**Short problem:** Lay out everything from the first of these lines down to the line containing "bar [432, 303, 466, 502]" as a Markdown table with two columns, Row and Line, putting a row number in Row and the line itself in Line. Include both ends and leave out blank lines.
■ ■ ■ ■ ■
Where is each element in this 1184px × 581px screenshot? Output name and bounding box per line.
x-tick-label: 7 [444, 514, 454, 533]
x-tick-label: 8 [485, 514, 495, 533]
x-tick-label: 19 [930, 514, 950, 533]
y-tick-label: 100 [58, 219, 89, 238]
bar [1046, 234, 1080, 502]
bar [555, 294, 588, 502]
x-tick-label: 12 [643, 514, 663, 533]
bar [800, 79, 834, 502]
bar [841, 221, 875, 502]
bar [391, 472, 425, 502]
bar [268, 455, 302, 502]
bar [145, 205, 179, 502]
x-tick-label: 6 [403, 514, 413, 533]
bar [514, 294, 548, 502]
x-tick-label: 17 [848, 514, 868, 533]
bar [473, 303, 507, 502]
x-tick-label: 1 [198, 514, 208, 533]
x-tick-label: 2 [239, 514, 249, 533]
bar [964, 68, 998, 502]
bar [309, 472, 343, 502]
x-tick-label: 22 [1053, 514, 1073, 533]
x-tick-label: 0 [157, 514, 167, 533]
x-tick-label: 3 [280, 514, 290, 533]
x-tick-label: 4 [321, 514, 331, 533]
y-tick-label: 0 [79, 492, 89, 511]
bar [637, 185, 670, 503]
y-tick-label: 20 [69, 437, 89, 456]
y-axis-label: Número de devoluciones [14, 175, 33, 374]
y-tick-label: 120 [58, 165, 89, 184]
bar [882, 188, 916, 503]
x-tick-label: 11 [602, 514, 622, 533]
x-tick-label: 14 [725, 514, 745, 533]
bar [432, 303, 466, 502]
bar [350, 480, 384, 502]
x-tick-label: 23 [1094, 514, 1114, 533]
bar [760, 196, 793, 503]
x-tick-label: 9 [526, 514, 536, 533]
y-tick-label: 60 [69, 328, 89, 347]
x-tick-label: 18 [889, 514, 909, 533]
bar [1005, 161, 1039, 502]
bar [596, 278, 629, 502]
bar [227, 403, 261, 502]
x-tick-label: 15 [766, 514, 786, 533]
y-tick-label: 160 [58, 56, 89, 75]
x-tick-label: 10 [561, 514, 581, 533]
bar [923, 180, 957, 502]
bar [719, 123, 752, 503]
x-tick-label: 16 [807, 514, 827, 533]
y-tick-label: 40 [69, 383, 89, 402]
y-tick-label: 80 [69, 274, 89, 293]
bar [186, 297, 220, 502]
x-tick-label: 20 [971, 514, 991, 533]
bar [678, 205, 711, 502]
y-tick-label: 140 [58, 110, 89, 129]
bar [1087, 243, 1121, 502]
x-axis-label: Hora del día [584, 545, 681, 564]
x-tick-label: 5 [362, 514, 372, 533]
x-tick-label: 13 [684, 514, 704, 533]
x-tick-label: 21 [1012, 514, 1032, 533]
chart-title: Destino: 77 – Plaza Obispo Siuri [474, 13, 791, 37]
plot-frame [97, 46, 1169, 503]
■ ■ ■ ■ ■
**Task response:**
| Row | Line |
|---|---|
| 1 | Where is each element in this 1184px × 581px screenshot? Output name and bounding box per line. |
| 2 | x-tick-label: 7 [444, 514, 454, 533] |
| 3 | x-tick-label: 8 [485, 514, 495, 533] |
| 4 | x-tick-label: 19 [930, 514, 950, 533] |
| 5 | y-tick-label: 100 [58, 219, 89, 238] |
| 6 | bar [1046, 234, 1080, 502] |
| 7 | bar [555, 294, 588, 502] |
| 8 | x-tick-label: 12 [643, 514, 663, 533] |
| 9 | bar [800, 79, 834, 502] |
| 10 | bar [841, 221, 875, 502] |
| 11 | bar [391, 472, 425, 502] |
| 12 | bar [268, 455, 302, 502] |
| 13 | bar [145, 205, 179, 502] |
| 14 | x-tick-label: 6 [403, 514, 413, 533] |
| 15 | bar [514, 294, 548, 502] |
| 16 | x-tick-label: 17 [848, 514, 868, 533] |
| 17 | bar [473, 303, 507, 502] |
| 18 | x-tick-label: 1 [198, 514, 208, 533] |
| 19 | x-tick-label: 2 [239, 514, 249, 533] |
| 20 | bar [964, 68, 998, 502] |
| 21 | bar [309, 472, 343, 502] |
| 22 | x-tick-label: 22 [1053, 514, 1073, 533] |
| 23 | x-tick-label: 0 [157, 514, 167, 533] |
| 24 | x-tick-label: 3 [280, 514, 290, 533] |
| 25 | x-tick-label: 4 [321, 514, 331, 533] |
| 26 | y-tick-label: 0 [79, 492, 89, 511] |
| 27 | bar [637, 185, 670, 503] |
| 28 | y-tick-label: 20 [69, 437, 89, 456] |
| 29 | y-axis-label: Número de devoluciones [14, 175, 33, 374] |
| 30 | y-tick-label: 120 [58, 165, 89, 184] |
| 31 | bar [882, 188, 916, 503] |
| 32 | x-tick-label: 11 [602, 514, 622, 533] |
| 33 | x-tick-label: 14 [725, 514, 745, 533] |
| 34 | bar [432, 303, 466, 502] |